- FRAGMENTO CITADO:
-=-=-=-=-

Apósitos y agentes tópicos para el tratamiento de las úlceras arteriales en las piernas
Las personas con problemas de circulación sanguínea en las piernas pueden desarrollar úlceras de pierna. La mayoría de las úlceras son resultado del flujo sanguíneo deficiente en las venas y se las trata mediante compresión. Las úlceras arteriales de pierna se producen por el suministro deficiente de sangre a las piernas, cuando existe una obstrucción en una arteria de la pierna, o un estrechamiento de las arterias por aterosclerosis. Estas úlceras necesitan meses o años para cicatrizar, son dolorosas y pueden infectarse. Sin el tratamiento de la mala irrigación sanguínea subyacente, las úlceras tardan mucho tiempo en cicatrizar y pueden reaparecer. Frecuentemente, las úlceras se tratan con vendajes para heridas (apósitos) o medicamentos en forma de crema o ungüento (agentes tópicos) para promover la cicatrización y proteger las heridas de la infección. Se usan diversos tipos de apósitos, algunos mantienen la herida húmeda, y otros, seca. El objetivo es que los apósitos reduzcan el dolor causado por la úlcera, sean fáciles de cambiar y no causen alergias o dejen fragmentos en la herida. Los agentes tópicos se utilizan para modificar el medio ambiente de la herida; por ejemplo, se piensa que la ketanserina mejora el flujo sanguíneo.

-=-=-=-=-

- TAREA ASIGNADA A: Según el texto sobre úlceras arteriales, ¿con qué se trata la mayoría de las úlceras de pierna?
- TAREA ASIGNADA B: Escriba la continuación del texto sobre úlceras arteriales a partir de su última oración.
Los ítems no guardan relación con el texto sobre úlceras arteriales.

Registros contenidos en un conjunto de datos:
-=-=-=-=-

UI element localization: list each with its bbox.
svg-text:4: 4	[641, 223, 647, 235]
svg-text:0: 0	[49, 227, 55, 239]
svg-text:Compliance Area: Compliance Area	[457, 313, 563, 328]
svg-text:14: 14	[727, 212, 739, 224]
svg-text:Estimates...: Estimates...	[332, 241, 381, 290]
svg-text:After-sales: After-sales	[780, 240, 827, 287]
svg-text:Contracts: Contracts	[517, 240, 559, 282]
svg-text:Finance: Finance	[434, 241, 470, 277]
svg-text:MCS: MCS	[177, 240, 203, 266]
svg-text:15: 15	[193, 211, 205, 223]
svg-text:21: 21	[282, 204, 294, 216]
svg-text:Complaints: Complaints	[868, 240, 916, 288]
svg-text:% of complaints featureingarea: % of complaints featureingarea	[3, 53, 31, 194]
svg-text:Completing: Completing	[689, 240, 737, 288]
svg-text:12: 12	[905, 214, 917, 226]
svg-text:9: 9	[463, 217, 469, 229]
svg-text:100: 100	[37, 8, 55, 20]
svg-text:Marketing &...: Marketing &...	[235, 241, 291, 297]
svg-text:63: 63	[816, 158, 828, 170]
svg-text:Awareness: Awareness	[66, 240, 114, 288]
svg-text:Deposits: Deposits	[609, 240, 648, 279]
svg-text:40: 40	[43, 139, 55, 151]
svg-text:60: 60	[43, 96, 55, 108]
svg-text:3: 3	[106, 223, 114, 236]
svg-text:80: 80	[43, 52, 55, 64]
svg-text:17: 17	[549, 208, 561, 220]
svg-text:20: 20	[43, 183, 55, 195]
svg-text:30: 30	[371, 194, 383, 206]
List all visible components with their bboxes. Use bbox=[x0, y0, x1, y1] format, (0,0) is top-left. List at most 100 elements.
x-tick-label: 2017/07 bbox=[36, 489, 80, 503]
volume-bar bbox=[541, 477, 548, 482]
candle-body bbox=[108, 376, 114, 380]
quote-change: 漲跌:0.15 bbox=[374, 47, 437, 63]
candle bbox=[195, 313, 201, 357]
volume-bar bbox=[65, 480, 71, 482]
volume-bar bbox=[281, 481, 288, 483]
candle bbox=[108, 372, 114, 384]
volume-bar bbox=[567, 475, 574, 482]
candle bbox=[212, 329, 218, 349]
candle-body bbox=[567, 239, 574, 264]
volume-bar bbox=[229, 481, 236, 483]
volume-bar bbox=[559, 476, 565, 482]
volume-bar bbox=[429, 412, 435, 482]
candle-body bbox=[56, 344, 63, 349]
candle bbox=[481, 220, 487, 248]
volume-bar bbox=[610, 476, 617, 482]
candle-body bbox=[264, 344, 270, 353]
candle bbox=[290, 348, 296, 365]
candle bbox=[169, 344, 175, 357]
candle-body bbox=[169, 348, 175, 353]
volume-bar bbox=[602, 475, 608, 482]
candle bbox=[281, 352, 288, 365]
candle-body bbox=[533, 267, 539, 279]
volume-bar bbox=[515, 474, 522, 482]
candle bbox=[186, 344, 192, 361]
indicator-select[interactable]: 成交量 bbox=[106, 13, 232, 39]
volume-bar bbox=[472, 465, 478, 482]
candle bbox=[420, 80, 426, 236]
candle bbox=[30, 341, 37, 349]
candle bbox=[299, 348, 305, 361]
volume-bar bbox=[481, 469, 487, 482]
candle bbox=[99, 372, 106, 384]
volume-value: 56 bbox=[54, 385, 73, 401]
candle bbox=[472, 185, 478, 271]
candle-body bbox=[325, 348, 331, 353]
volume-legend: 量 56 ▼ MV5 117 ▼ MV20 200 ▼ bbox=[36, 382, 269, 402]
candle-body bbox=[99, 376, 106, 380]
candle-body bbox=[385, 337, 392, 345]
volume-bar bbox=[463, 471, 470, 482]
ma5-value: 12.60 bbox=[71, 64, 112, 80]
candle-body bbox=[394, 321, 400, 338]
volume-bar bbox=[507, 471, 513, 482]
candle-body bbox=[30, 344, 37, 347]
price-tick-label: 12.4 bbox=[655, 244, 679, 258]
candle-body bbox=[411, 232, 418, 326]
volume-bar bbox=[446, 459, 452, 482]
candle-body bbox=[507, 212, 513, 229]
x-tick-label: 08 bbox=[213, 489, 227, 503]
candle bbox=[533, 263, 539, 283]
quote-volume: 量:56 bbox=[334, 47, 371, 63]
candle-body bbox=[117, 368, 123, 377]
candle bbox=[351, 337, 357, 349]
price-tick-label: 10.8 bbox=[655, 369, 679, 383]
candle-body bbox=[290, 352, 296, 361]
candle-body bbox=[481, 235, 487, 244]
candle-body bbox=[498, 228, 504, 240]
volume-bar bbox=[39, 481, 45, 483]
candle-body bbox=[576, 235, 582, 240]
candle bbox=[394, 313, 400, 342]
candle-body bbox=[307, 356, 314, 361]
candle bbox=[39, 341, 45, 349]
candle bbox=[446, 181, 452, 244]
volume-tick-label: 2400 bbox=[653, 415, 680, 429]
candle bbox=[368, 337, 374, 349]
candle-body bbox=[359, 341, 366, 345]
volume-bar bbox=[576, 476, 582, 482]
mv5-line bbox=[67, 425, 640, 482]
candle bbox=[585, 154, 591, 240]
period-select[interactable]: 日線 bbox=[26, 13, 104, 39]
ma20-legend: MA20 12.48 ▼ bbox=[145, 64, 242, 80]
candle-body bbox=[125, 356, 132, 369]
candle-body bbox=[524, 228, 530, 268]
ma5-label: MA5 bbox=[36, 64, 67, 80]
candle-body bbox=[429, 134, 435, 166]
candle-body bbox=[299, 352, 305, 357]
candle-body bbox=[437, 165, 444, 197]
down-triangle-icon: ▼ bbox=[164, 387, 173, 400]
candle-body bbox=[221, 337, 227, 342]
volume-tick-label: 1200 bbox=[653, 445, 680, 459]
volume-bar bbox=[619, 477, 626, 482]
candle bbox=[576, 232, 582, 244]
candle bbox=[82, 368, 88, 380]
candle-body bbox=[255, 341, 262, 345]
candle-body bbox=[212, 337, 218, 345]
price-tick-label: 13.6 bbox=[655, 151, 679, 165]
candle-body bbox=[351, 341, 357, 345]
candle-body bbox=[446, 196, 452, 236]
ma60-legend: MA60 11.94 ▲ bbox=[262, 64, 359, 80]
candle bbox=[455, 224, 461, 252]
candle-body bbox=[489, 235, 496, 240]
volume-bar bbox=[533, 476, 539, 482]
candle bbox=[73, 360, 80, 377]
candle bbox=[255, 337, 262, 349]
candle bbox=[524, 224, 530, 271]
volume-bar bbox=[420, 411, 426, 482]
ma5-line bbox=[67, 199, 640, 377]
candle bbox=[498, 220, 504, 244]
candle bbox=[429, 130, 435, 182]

-=-=-=-=-

- RESULTADO A: Mediante compresión.

- RESULTADO B:
Se resumen dos ensayos. Un ensayo incluyó a 40 personas con úlceras arteriales que fueron asignadas al azar a la pomada de ketanserina (2%) o al vehículo (polietilenglicol) solo, administrados dos veces al día durante ocho semanas. Era demasiado pequeño y tuvo un período de seguimiento demasiado corto como para determinar si existió alguna diferencia en el número de úlceras cicatrizadas. Se estimó el tiempo para alcanzar un 50% del área inicial de la úlcera, aunque se desconoce su relación con la cicatrización completa de la úlcera. Un segundo estudio comparó el aceite de lavanda (dos gotas) y el aceite esencial de camomila alemana (una gota) en aceite de semilla de uva, como parte de la atención estándar con atención estándar en ocho personas con heridas crónicas, pero sólo dos tenían insuficiencia arterial.
No hay ningún ensayo en esta revisión que compare los apósitos para las úlceras arteriales, y los dos estudios pequeños de agentes tópicos no aportan ninguna evidencia sólida para usar estos tratamientos.